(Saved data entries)
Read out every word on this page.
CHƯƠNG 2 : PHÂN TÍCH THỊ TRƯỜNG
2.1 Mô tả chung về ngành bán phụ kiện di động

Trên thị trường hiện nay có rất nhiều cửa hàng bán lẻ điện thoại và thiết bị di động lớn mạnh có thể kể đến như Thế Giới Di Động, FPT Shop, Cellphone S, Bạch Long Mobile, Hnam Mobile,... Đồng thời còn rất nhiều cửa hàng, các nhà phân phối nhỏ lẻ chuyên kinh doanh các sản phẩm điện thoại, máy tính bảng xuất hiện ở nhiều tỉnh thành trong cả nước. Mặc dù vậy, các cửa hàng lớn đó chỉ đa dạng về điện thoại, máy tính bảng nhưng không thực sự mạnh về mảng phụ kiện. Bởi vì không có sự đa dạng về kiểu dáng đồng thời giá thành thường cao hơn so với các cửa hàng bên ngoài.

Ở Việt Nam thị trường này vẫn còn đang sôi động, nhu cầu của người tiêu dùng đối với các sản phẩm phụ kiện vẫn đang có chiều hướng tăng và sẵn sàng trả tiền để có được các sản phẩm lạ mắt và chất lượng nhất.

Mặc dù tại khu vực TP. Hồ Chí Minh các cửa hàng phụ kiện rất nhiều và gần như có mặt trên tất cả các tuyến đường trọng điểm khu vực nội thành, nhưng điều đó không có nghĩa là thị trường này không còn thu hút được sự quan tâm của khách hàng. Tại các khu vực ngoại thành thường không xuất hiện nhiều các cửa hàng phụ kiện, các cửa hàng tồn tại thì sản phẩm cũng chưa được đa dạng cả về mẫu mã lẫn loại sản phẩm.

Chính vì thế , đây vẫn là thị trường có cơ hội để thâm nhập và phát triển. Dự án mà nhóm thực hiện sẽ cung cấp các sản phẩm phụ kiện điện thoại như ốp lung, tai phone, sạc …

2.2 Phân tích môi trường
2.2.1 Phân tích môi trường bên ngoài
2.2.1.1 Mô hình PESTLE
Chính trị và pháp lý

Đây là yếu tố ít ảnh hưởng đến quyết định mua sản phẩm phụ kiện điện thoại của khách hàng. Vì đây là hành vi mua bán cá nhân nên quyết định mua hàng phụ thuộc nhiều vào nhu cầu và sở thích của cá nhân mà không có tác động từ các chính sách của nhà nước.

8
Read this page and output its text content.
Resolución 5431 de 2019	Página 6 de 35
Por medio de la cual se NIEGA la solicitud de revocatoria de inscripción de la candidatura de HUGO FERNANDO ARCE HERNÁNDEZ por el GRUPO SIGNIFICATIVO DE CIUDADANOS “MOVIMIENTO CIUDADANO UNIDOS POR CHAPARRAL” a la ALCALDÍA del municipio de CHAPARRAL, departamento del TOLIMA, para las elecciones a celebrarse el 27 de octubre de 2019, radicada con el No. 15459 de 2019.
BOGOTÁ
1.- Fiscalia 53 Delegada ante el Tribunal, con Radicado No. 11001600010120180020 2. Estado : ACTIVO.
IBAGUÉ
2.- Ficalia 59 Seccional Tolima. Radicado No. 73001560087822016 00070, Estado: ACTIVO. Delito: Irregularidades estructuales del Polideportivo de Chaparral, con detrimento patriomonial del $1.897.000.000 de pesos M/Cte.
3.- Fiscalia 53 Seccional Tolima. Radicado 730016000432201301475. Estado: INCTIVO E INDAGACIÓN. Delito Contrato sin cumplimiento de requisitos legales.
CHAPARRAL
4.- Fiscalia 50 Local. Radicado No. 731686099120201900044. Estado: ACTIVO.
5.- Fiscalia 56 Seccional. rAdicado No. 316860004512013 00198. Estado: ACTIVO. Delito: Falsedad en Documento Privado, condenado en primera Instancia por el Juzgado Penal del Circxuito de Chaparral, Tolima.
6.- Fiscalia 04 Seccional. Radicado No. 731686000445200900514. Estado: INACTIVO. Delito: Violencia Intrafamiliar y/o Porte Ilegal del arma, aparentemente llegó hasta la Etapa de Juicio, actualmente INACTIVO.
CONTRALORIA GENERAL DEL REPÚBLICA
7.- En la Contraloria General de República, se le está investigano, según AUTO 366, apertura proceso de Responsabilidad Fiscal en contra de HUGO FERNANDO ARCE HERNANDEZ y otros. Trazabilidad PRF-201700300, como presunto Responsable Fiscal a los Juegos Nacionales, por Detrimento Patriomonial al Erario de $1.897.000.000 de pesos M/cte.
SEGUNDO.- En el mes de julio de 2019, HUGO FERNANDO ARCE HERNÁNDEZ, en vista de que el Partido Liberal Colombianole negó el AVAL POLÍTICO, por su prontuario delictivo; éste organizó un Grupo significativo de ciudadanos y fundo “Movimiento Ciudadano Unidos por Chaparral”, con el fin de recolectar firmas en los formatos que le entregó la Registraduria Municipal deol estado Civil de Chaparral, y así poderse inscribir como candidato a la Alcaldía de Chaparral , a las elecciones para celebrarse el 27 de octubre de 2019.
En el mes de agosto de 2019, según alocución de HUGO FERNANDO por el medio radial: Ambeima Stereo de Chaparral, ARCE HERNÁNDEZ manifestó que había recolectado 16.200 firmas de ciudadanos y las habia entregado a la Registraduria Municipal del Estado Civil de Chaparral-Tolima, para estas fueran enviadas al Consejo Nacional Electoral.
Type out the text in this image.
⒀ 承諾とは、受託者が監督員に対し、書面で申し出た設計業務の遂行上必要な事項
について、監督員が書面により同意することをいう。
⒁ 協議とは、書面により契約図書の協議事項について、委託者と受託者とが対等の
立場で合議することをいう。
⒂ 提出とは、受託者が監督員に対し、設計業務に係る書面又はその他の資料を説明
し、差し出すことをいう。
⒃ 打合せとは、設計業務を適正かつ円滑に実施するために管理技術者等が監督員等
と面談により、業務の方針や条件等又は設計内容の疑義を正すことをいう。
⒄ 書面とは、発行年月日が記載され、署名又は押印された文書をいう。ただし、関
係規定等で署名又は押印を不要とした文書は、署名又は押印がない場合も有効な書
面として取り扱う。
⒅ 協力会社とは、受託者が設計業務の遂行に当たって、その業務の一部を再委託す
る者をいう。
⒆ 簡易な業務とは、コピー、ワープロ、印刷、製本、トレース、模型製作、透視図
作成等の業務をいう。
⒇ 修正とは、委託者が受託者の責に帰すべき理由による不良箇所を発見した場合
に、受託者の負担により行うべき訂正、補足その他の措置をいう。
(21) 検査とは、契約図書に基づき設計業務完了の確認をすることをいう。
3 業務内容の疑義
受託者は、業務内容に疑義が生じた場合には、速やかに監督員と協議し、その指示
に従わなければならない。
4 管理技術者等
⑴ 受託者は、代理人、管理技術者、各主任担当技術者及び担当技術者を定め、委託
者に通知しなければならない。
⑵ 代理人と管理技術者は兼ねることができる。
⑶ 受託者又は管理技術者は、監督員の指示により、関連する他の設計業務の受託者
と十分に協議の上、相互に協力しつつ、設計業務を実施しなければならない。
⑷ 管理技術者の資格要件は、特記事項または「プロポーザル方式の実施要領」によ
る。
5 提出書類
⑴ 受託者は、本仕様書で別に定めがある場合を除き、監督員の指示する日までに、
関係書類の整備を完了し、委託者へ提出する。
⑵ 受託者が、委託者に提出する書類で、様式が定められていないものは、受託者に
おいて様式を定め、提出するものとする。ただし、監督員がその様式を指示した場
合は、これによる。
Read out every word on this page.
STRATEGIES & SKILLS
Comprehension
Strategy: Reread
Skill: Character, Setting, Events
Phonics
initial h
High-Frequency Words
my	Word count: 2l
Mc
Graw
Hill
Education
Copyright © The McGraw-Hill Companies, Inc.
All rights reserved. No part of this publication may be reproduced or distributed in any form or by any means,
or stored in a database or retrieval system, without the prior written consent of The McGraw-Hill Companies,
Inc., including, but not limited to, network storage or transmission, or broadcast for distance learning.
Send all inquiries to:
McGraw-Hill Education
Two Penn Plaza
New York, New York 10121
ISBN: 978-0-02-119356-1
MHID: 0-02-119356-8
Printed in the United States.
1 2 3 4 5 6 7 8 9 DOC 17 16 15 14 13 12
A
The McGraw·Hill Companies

* [TO DO] Report back each line of the entries that holds the string "受託者は".

* [RESPONSE FOR THIS EXERCISE]
受託者は、業務内容に疑義が生じた場合には、速やかに監督員と協議し、その指示
⑴ 受託者は、代理人、管理技術者、各主任担当技術者及び担当技術者を定め、委託
⑴ 受託者は、本仕様書で別に定めがある場合を除き、監督員の指示する日までに、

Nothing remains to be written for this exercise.